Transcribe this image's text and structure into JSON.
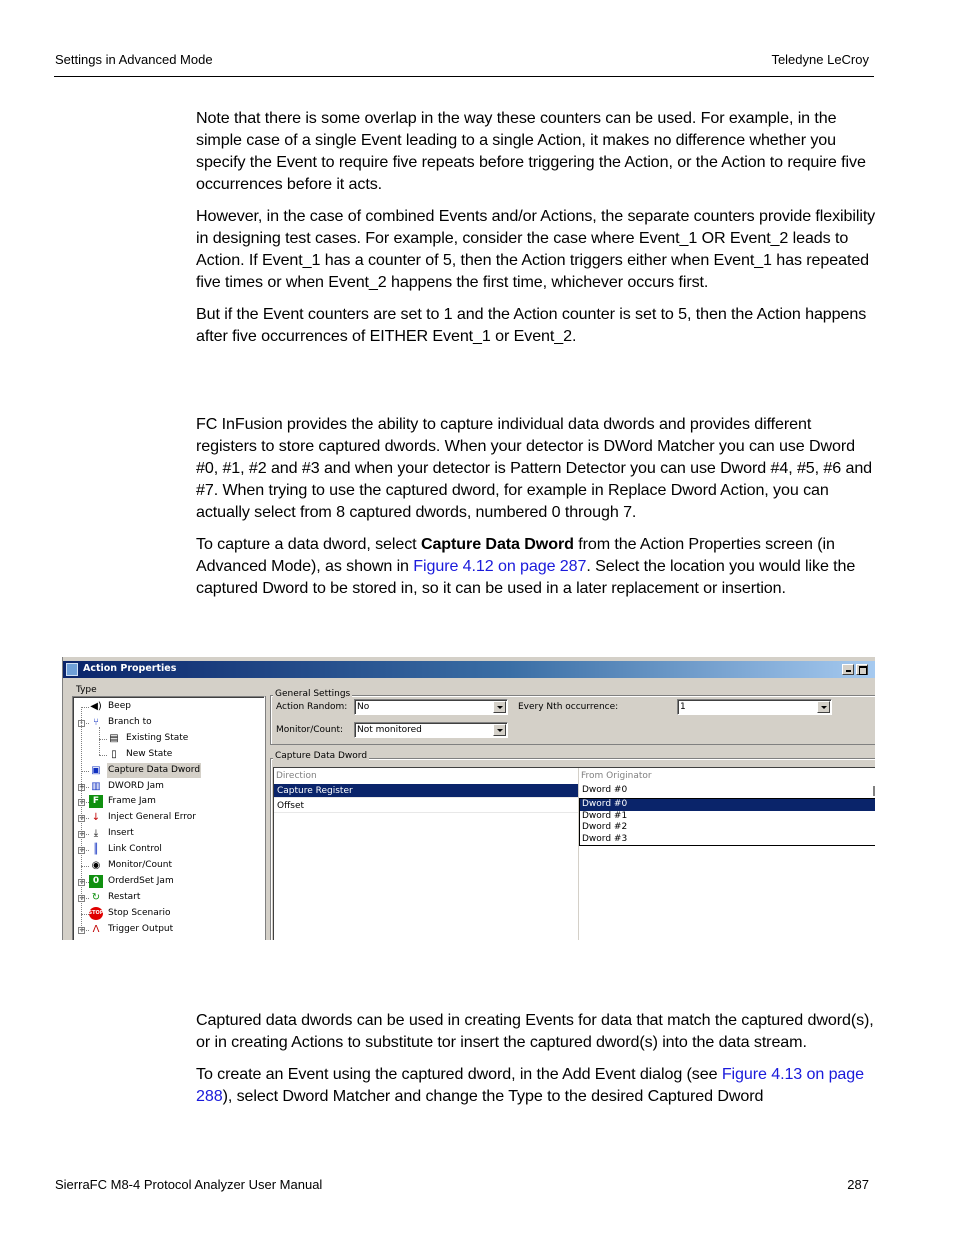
{
  "header": {
    "section": "Settings in Advanced Mode",
    "brand": "Teledyne LeCroy"
  },
  "footer": {
    "manual_title": "SierraFC M8-4 Protocol Analyzer User Manual",
    "page_number": "287"
  },
  "paragraphs_top": [
    "Note that there is some overlap in the way these counters can be used. For example, in the simple case of a single Event leading to a single Action, it makes no difference whether you specify the Event to require five repeats before triggering the Action, or the Action to require five occurrences before it acts.",
    "However, in the case of combined Events and/or Actions, the separate counters provide flexibility in designing test cases. For example, consider the case where Event_1 OR Event_2 leads to Action. If Event_1 has a counter of 5, then the Action triggers either when Event_1 has repeated five times or when Event_2 happens the first time, whichever occurs first.",
    "But if the Event counters are set to 1 and the Action counter is set to 5, then the Action happens after five occurrences of EITHER Event_1 or Event_2."
  ],
  "capture_section": {
    "intro": "FC InFusion provides the ability to capture individual data dwords and provides different registers to store captured dwords. When your detector is DWord Matcher you can use Dword #0, #1, #2 and #3 and when your detector is Pattern Detector you can use Dword #4, #5, #6 and #7. When trying to use the captured dword, for example in Replace Dword Action, you can actually select from 8 captured dwords, numbered 0 through 7.",
    "instr_part1": "To capture a data dword, select ",
    "instr_bold": "Capture Data Dword",
    "instr_part2": " from the Action Properties screen (in Advanced Mode), as shown in ",
    "instr_link": "Figure 4.12 on page 287",
    "instr_part3": ". Select the location you would like the captured Dword to be stored in, so it can be used in a later replacement or insertion."
  },
  "dialog": {
    "title": "Action Properties",
    "type_label": "Type",
    "tree_items": [
      {
        "label": "Beep",
        "icon": "speaker-icon",
        "level": 0,
        "expander": false
      },
      {
        "label": "Branch to",
        "icon": "branch-icon",
        "level": 0,
        "expander": "-"
      },
      {
        "label": "Existing State",
        "icon": "existing-state-icon",
        "level": 1,
        "expander": false
      },
      {
        "label": "New State",
        "icon": "new-state-icon",
        "level": 1,
        "expander": false
      },
      {
        "label": "Capture Data Dword",
        "icon": "capture-dword-icon",
        "level": 0,
        "expander": false,
        "selected": true
      },
      {
        "label": "DWORD Jam",
        "icon": "dword-jam-icon",
        "level": 0,
        "expander": "+"
      },
      {
        "label": "Frame Jam",
        "icon": "frame-jam-icon",
        "level": 0,
        "expander": "+"
      },
      {
        "label": "Inject General Error",
        "icon": "inject-error-icon",
        "level": 0,
        "expander": "+"
      },
      {
        "label": "Insert",
        "icon": "insert-icon",
        "level": 0,
        "expander": "+"
      },
      {
        "label": "Link Control",
        "icon": "link-control-icon",
        "level": 0,
        "expander": "+"
      },
      {
        "label": "Monitor/Count",
        "icon": "monitor-count-icon",
        "level": 0,
        "expander": false
      },
      {
        "label": "OrderdSet Jam",
        "icon": "orderedset-jam-icon",
        "level": 0,
        "expander": "+"
      },
      {
        "label": "Restart",
        "icon": "restart-icon",
        "level": 0,
        "expander": "+"
      },
      {
        "label": "Stop Scenario",
        "icon": "stop-icon",
        "level": 0,
        "expander": false
      },
      {
        "label": "Trigger Output",
        "icon": "trigger-output-icon",
        "level": 0,
        "expander": "+"
      }
    ],
    "general_settings": {
      "group_label": "General Settings",
      "action_random_label": "Action Random:",
      "action_random_value": "No",
      "every_nth_label": "Every Nth occurrence:",
      "every_nth_value": "1",
      "monitor_count_label": "Monitor/Count:",
      "monitor_count_value": "Not monitored"
    },
    "capture_group": {
      "group_label": "Capture Data Dword",
      "col_direction": "Direction",
      "col_originator": "From Originator",
      "rows": [
        "Capture Register",
        "Offset"
      ],
      "current_value": "Dword #0",
      "dropdown_options": [
        "Dword #0",
        "Dword #1",
        "Dword #2",
        "Dword #3"
      ],
      "dropdown_selected": "Dword #0"
    }
  },
  "usage_section": {
    "para1": "Captured data dwords can be used in creating Events for data that match the captured dword(s), or in creating Actions to substitute tor insert the captured dword(s) into the data stream.",
    "para2_part1": "To create an Event using the captured dword, in the Add Event dialog (see ",
    "para2_link": "Figure 4.13 on page 288",
    "para2_part2": "), select Dword Matcher and change the Type to the desired Captured Dword"
  }
}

────

Print the records above exactly as they stand, but leave out the pictures.

Transcribe this image's text and structure into JSON.
{
  "header": {
    "section": "Settings in Advanced Mode",
    "brand": "Teledyne LeCroy"
  },
  "footer": {
    "manual_title": "SierraFC M8-4 Protocol Analyzer User Manual",
    "page_number": "287"
  },
  "paragraphs_top": [
    "Note that there is some overlap in the way these counters can be used. For example, in the simple case of a single Event leading to a single Action, it makes no difference whether you specify the Event to require five repeats before triggering the Action, or the Action to require five occurrences before it acts.",
    "However, in the case of combined Events and/or Actions, the separate counters provide flexibility in designing test cases. For example, consider the case where Event_1 OR Event_2 leads to Action. If Event_1 has a counter of 5, then the Action triggers either when Event_1 has repeated five times or when Event_2 happens the first time, whichever occurs first.",
    "But if the Event counters are set to 1 and the Action counter is set to 5, then the Action happens after five occurrences of EITHER Event_1 or Event_2."
  ],
  "capture_section": {
    "intro": "FC InFusion provides the ability to capture individual data dwords and provides different registers to store captured dwords. When your detector is DWord Matcher you can use Dword #0, #1, #2 and #3 and when your detector is Pattern Detector you can use Dword #4, #5, #6 and #7. When trying to use the captured dword, for example in Replace Dword Action, you can actually select from 8 captured dwords, numbered 0 through 7.",
    "instr_part1": "To capture a data dword, select ",
    "instr_bold": "Capture Data Dword",
    "instr_part2": " from the Action Properties screen (in Advanced Mode), as shown in ",
    "instr_link": "Figure 4.12 on page 287",
    "instr_part3": ". Select the location you would like the captured Dword to be stored in, so it can be used in a later replacement or insertion."
  },
  "dialog": {
    "title": "Action Properties",
    "type_label": "Type",
    "tree_items": [
      {
        "label": "Beep",
        "icon": "speaker-icon",
        "level": 0,
        "expander": false
      },
      {
        "label": "Branch to",
        "icon": "branch-icon",
        "level": 0,
        "expander": "-"
      },
      {
        "label": "Existing State",
        "icon": "existing-state-icon",
        "level": 1,
        "expander": false
      },
      {
        "label": "New State",
        "icon": "new-state-icon",
        "level": 1,
        "expander": false
      },
      {
        "label": "Capture Data Dword",
        "icon": "capture-dword-icon",
        "level": 0,
        "expander": false,
        "selected": true
      },
      {
        "label": "DWORD Jam",
        "icon": "dword-jam-icon",
        "level": 0,
        "expander": "+"
      },
      {
        "label": "Frame Jam",
        "icon": "frame-jam-icon",
        "level": 0,
        "expander": "+"
      },
      {
        "label": "Inject General Error",
        "icon": "inject-error-icon",
        "level": 0,
        "expander": "+"
      },
      {
        "label": "Insert",
        "icon": "insert-icon",
        "level": 0,
        "expander": "+"
      },
      {
        "label": "Link Control",
        "icon": "link-control-icon",
        "level": 0,
        "expander": "+"
      },
      {
        "label": "Monitor/Count",
        "icon": "monitor-count-icon",
        "level": 0,
        "expander": false
      },
      {
        "label": "OrderdSet Jam",
        "icon": "orderedset-jam-icon",
        "level": 0,
        "expander": "+"
      },
      {
        "label": "Restart",
        "icon": "restart-icon",
        "level": 0,
        "expander": "+"
      },
      {
        "label": "Stop Scenario",
        "icon": "stop-icon",
        "level": 0,
        "expander": false
      },
      {
        "label": "Trigger Output",
        "icon": "trigger-output-icon",
        "level": 0,
        "expander": "+"
      }
    ],
    "general_settings": {
      "group_label": "General Settings",
      "action_random_label": "Action Random:",
      "action_random_value": "No",
      "every_nth_label": "Every Nth occurrence:",
      "every_nth_value": "1",
      "monitor_count_label": "Monitor/Count:",
      "monitor_count_value": "Not monitored"
    },
    "capture_group": {
      "group_label": "Capture Data Dword",
      "col_direction": "Direction",
      "col_originator": "From Originator",
      "rows": [
        "Capture Register",
        "Offset"
      ],
      "current_value": "Dword #0",
      "dropdown_options": [
        "Dword #0",
        "Dword #1",
        "Dword #2",
        "Dword #3"
      ],
      "dropdown_selected": "Dword #0"
    }
  },
  "usage_section": {
    "para1": "Captured data dwords can be used in creating Events for data that match the captured dword(s), or in creating Actions to substitute tor insert the captured dword(s) into the data stream.",
    "para2_part1": "To create an Event using the captured dword, in the Add Event dialog (see ",
    "para2_link": "Figure 4.13 on page 288",
    "para2_part2": "), select Dword Matcher and change the Type to the desired Captured Dword"
  }
}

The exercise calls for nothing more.